(Data extracted from a collection)

◇ ◇ ◇ ◇

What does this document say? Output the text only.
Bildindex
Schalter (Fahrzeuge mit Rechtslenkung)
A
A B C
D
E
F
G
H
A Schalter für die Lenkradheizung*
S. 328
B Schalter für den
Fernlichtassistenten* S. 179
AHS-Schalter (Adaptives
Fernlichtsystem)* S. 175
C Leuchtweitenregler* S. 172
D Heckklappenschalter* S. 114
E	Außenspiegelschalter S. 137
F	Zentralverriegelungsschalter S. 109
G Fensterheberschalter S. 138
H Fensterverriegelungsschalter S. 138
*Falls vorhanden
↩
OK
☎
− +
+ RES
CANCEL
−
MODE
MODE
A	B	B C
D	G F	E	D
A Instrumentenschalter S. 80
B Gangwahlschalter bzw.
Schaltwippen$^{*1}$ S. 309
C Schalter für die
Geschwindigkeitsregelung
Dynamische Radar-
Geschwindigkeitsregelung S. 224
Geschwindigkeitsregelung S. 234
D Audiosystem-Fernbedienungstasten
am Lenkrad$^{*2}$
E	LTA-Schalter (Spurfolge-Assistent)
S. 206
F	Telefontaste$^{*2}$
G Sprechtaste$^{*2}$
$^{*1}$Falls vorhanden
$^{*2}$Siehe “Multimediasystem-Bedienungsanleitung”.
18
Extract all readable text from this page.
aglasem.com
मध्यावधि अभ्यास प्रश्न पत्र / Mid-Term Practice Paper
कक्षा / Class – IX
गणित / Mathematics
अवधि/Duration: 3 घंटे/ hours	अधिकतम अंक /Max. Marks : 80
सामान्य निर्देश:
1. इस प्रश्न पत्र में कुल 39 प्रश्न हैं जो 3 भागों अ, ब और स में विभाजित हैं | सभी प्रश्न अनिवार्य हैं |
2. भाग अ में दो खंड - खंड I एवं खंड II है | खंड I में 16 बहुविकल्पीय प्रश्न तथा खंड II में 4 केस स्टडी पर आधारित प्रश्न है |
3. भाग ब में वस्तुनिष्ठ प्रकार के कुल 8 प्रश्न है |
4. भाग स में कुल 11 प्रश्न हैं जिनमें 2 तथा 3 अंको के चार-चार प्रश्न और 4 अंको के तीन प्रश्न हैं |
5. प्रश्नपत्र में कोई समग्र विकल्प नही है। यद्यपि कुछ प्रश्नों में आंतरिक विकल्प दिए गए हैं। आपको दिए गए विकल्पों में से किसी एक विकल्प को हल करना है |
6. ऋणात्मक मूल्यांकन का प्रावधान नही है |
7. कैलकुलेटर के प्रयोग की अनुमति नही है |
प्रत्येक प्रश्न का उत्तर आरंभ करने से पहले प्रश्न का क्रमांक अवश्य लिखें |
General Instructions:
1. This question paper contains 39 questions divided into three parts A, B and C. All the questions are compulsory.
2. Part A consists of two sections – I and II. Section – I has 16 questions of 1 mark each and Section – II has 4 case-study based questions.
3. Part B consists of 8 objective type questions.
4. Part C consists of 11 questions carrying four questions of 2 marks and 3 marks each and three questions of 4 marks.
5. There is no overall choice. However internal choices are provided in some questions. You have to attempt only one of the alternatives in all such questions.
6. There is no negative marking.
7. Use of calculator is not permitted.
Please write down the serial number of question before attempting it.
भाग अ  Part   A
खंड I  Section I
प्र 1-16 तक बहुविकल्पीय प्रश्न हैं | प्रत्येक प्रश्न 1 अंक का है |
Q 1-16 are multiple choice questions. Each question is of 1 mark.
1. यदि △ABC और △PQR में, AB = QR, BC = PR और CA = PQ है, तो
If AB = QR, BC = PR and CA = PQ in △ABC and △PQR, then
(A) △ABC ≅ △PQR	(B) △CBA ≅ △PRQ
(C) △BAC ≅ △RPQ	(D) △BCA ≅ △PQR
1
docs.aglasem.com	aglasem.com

◇ ◇ ◇ ◇

- [Task instructions]
Would you reproduce all the entries exactly?

- [Finished exercise]
What does this document say? Output the text only.
Bildindex
Schalter (Fahrzeuge mit Rechtslenkung)
A
A B C
D
E
F
G
H
A Schalter für die Lenkradheizung*
S. 328
B Schalter für den
Fernlichtassistenten* S. 179
AHS-Schalter (Adaptives
Fernlichtsystem)* S. 175
C Leuchtweitenregler* S. 172
D Heckklappenschalter* S. 114
E	Außenspiegelschalter S. 137
F	Zentralverriegelungsschalter S. 109
G Fensterheberschalter S. 138
H Fensterverriegelungsschalter S. 138
*Falls vorhanden
↩
OK
☎
− +
+ RES
CANCEL
−
MODE
MODE
A	B	B C
D	G F	E	D
A Instrumentenschalter S. 80
B Gangwahlschalter bzw.
Schaltwippen$^{*1}$ S. 309
C Schalter für die
Geschwindigkeitsregelung
Dynamische Radar-
Geschwindigkeitsregelung S. 224
Geschwindigkeitsregelung S. 234
D Audiosystem-Fernbedienungstasten
am Lenkrad$^{*2}$
E	LTA-Schalter (Spurfolge-Assistent)
S. 206
F	Telefontaste$^{*2}$
G Sprechtaste$^{*2}$
$^{*1}$Falls vorhanden
$^{*2}$Siehe “Multimediasystem-Bedienungsanleitung”.
18
Extract all readable text from this page.
aglasem.com
मध्यावधि अभ्यास प्रश्न पत्र / Mid-Term Practice Paper
कक्षा / Class – IX
गणित / Mathematics
अवधि/Duration: 3 घंटे/ hours	अधिकतम अंक /Max. Marks : 80
सामान्य निर्देश:
1. इस प्रश्न पत्र में कुल 39 प्रश्न हैं जो 3 भागों अ, ब और स में विभाजित हैं | सभी प्रश्न अनिवार्य हैं |
2. भाग अ में दो खंड - खंड I एवं खंड II है | खंड I में 16 बहुविकल्पीय प्रश्न तथा खंड II में 4 केस स्टडी पर आधारित प्रश्न है |
3. भाग ब में वस्तुनिष्ठ प्रकार के कुल 8 प्रश्न है |
4. भाग स में कुल 11 प्रश्न हैं जिनमें 2 तथा 3 अंको के चार-चार प्रश्न और 4 अंको के तीन प्रश्न हैं |
5. प्रश्नपत्र में कोई समग्र विकल्प नही है। यद्यपि कुछ प्रश्नों में आंतरिक विकल्प दिए गए हैं। आपको दिए गए विकल्पों में से किसी एक विकल्प को हल करना है |
6. ऋणात्मक मूल्यांकन का प्रावधान नही है |
7. कैलकुलेटर के प्रयोग की अनुमति नही है |
प्रत्येक प्रश्न का उत्तर आरंभ करने से पहले प्रश्न का क्रमांक अवश्य लिखें |
General Instructions:
1. This question paper contains 39 questions divided into three parts A, B and C. All the questions are compulsory.
2. Part A consists of two sections – I and II. Section – I has 16 questions of 1 mark each and Section – II has 4 case-study based questions.
3. Part B consists of 8 objective type questions.
4. Part C consists of 11 questions carrying four questions of 2 marks and 3 marks each and three questions of 4 marks.
5. There is no overall choice. However internal choices are provided in some questions. You have to attempt only one of the alternatives in all such questions.
6. There is no negative marking.
7. Use of calculator is not permitted.
Please write down the serial number of question before attempting it.
भाग अ  Part   A
खंड I  Section I
प्र 1-16 तक बहुविकल्पीय प्रश्न हैं | प्रत्येक प्रश्न 1 अंक का है |
Q 1-16 are multiple choice questions. Each question is of 1 mark.
1. यदि △ABC और △PQR में, AB = QR, BC = PR और CA = PQ है, तो
If AB = QR, BC = PR and CA = PQ in △ABC and △PQR, then
(A) △ABC ≅ △PQR	(B) △CBA ≅ △PRQ
(C) △BAC ≅ △RPQ	(D) △BCA ≅ △PQR
1
docs.aglasem.com	aglasem.com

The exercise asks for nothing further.